Write out every record below exactly as it appears.

• _Exercise input_:
__________
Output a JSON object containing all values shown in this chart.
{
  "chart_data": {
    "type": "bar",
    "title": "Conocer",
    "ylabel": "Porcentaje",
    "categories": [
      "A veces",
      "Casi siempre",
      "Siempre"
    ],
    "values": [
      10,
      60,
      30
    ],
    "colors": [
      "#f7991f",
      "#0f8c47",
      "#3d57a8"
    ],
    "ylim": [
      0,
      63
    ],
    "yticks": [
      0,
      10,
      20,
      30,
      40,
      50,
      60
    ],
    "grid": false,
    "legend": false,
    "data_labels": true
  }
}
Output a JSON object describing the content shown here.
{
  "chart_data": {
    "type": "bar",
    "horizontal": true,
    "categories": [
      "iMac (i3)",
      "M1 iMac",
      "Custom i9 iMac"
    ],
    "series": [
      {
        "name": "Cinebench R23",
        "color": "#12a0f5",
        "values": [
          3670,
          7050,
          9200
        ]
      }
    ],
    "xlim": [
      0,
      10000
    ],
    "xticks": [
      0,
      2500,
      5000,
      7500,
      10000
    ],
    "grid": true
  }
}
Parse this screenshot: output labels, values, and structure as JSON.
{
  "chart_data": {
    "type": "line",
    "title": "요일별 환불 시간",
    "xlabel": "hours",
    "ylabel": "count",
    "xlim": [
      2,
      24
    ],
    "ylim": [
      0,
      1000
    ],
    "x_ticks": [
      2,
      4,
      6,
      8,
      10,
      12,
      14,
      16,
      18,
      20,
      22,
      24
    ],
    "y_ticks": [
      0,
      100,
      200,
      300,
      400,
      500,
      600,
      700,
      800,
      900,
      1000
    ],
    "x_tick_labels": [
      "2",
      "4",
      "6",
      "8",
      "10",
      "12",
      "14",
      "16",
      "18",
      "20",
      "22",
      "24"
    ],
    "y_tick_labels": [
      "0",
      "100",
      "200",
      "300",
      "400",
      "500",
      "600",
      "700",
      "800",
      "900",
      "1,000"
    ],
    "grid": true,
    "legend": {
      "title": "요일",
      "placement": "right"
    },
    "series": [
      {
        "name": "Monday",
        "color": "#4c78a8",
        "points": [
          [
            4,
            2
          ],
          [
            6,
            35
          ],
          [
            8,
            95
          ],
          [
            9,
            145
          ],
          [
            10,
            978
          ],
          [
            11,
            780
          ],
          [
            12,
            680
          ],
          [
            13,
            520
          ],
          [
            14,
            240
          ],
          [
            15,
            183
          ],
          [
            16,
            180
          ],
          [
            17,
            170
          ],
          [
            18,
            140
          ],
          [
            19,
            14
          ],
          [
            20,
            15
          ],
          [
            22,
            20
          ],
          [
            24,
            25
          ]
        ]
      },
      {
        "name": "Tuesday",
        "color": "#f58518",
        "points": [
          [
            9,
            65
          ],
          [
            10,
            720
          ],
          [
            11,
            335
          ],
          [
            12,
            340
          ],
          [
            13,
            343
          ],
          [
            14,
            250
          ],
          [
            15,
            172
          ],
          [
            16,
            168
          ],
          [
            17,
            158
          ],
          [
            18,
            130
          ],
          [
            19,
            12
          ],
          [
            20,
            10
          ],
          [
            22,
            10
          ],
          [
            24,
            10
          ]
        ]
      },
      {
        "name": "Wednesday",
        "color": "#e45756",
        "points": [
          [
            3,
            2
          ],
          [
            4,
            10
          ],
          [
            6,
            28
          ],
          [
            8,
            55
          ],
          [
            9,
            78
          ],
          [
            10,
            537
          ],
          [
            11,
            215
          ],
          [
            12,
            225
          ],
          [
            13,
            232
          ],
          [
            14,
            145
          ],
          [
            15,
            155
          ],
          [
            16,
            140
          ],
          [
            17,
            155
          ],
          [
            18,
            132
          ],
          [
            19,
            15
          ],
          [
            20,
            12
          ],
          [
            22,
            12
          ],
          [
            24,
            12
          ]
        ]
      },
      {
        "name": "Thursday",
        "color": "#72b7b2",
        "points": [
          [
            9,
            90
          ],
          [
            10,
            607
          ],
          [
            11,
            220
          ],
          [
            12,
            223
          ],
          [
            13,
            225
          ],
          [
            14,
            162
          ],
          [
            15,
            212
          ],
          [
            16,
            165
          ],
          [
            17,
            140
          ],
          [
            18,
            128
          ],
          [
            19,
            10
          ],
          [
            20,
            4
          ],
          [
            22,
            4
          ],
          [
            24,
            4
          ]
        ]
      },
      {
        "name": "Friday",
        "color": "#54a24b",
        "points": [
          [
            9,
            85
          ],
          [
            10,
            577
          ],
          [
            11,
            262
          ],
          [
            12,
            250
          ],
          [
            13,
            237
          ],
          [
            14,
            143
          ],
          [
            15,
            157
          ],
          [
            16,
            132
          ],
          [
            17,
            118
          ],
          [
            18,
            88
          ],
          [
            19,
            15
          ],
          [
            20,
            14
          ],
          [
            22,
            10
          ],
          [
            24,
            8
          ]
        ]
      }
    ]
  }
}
__________
• _Correct result_:
Output a JSON object containing all values shown in this chart.
{
  "chart_data": {
    "type": "bar",
    "title": "Conocer",
    "ylabel": "Porcentaje",
    "categories": [
      "A veces",
      "Casi siempre",
      "Siempre"
    ],
    "values": [
      10,
      60,
      30
    ],
    "colors": [
      "#f7991f",
      "#0f8c47",
      "#3d57a8"
    ],
    "ylim": [
      0,
      63
    ],
    "yticks": [
      0,
      10,
      20,
      30,
      40,
      50,
      60
    ],
    "grid": false,
    "legend": false,
    "data_labels": true
  }
}
Output a JSON object describing the content shown here.
{
  "chart_data": {
    "type": "bar",
    "horizontal": true,
    "categories": [
      "iMac (i3)",
      "M1 iMac",
      "Custom i9 iMac"
    ],
    "series": [
      {
        "name": "Cinebench R23",
        "color": "#12a0f5",
        "values": [
          3670,
          7050,
          9200
        ]
      }
    ],
    "xlim": [
      0,
      10000
    ],
    "xticks": [
      0,
      2500,
      5000,
      7500,
      10000
    ],
    "grid": true
  }
}
Parse this screenshot: output labels, values, and structure as JSON.
{
  "chart_data": {
    "type": "line",
    "title": "요일별 환불 시간",
    "xlabel": "hours",
    "ylabel": "count",
    "xlim": [
      2,
      24
    ],
    "ylim": [
      0,
      1000
    ],
    "x_ticks": [
      2,
      4,
      6,
      8,
      10,
      12,
      14,
      16,
      18,
      20,
      22,
      24
    ],
    "y_ticks": [
      0,
      100,
      200,
      300,
      400,
      500,
      600,
      700,
      800,
      900,
      1000
    ],
    "x_tick_labels": [
      "2",
      "4",
      "6",
      "8",
      "10",
      "12",
      "14",
      "16",
      "18",
      "20",
      "22",
      "24"
    ],
    "y_tick_labels": [
      "0",
      "100",
      "200",
      "300",
      "400",
      "500",
      "600",
      "700",
      "800",
      "900",
      "1,000"
    ],
    "grid": true,
    "legend": {
      "title": "요일",
      "placement": "right"
    },
    "series": [
      {
        "name": "Monday",
        "color": "#4c78a8",
        "points": [
          [
            4,
            2
          ],
          [
            6,
            35
          ],
          [
            8,
            95
          ],
          [
            9,
            145
          ],
          [
            10,
            978
          ],
          [
            11,
            780
          ],
          [
            12,
            680
          ],
          [
            13,
            520
          ],
          [
            14,
            240
          ],
          [
            15,
            183
          ],
          [
            16,
            180
          ],
          [
            17,
            170
          ],
          [
            18,
            140
          ],
          [
            19,
            14
          ],
          [
            20,
            15
          ],
          [
            22,
            20
          ],
          [
            24,
            25
          ]
        ]
      },
      {
        "name": "Tuesday",
        "color": "#f58518",
        "points": [
          [
            9,
            65
          ],
          [
            10,
            720
          ],
          [
            11,
            335
          ],
          [
            12,
            340
          ],
          [
            13,
            343
          ],
          [
            14,
            250
          ],
          [
            15,
            172
          ],
          [
            16,
            168
          ],
          [
            17,
            158
          ],
          [
            18,
            130
          ],
          [
            19,
            12
          ],
          [
            20,
            10
          ],
          [
            22,
            10
          ],
          [
            24,
            10
          ]
        ]
      },
      {
        "name": "Wednesday",
        "color": "#e45756",
        "points": [
          [
            3,
            2
          ],
          [
            4,
            10
          ],
          [
            6,
            28
          ],
          [
            8,
            55
          ],
          [
            9,
            78
          ],
          [
            10,
            537
          ],
          [
            11,
            215
          ],
          [
            12,
            225
          ],
          [
            13,
            232
          ],
          [
            14,
            145
          ],
          [
            15,
            155
          ],
          [
            16,
            140
          ],
          [
            17,
            155
          ],
          [
            18,
            132
          ],
          [
            19,
            15
          ],
          [
            20,
            12
          ],
          [
            22,
            12
          ],
          [
            24,
            12
          ]
        ]
      },
      {
        "name": "Thursday",
        "color": "#72b7b2",
        "points": [
          [
            9,
            90
          ],
          [
            10,
            607
          ],
          [
            11,
            220
          ],
          [
            12,
            223
          ],
          [
            13,
            225
          ],
          [
            14,
            162
          ],
          [
            15,
            212
          ],
          [
            16,
            165
          ],
          [
            17,
            140
          ],
          [
            18,
            128
          ],
          [
            19,
            10
          ],
          [
            20,
            4
          ],
          [
            22,
            4
          ],
          [
            24,
            4
          ]
        ]
      },
      {
        "name": "Friday",
        "color": "#54a24b",
        "points": [
          [
            9,
            85
          ],
          [
            10,
            577
          ],
          [
            11,
            262
          ],
          [
            12,
            250
          ],
          [
            13,
            237
          ],
          [
            14,
            143
          ],
          [
            15,
            157
          ],
          [
            16,
            132
          ],
          [
            17,
            118
          ],
          [
            18,
            88
          ],
          [
            19,
            15
          ],
          [
            20,
            14
          ],
          [
            22,
            10
          ],
          [
            24,
            8
          ]
        ]
      }
    ]
  }
}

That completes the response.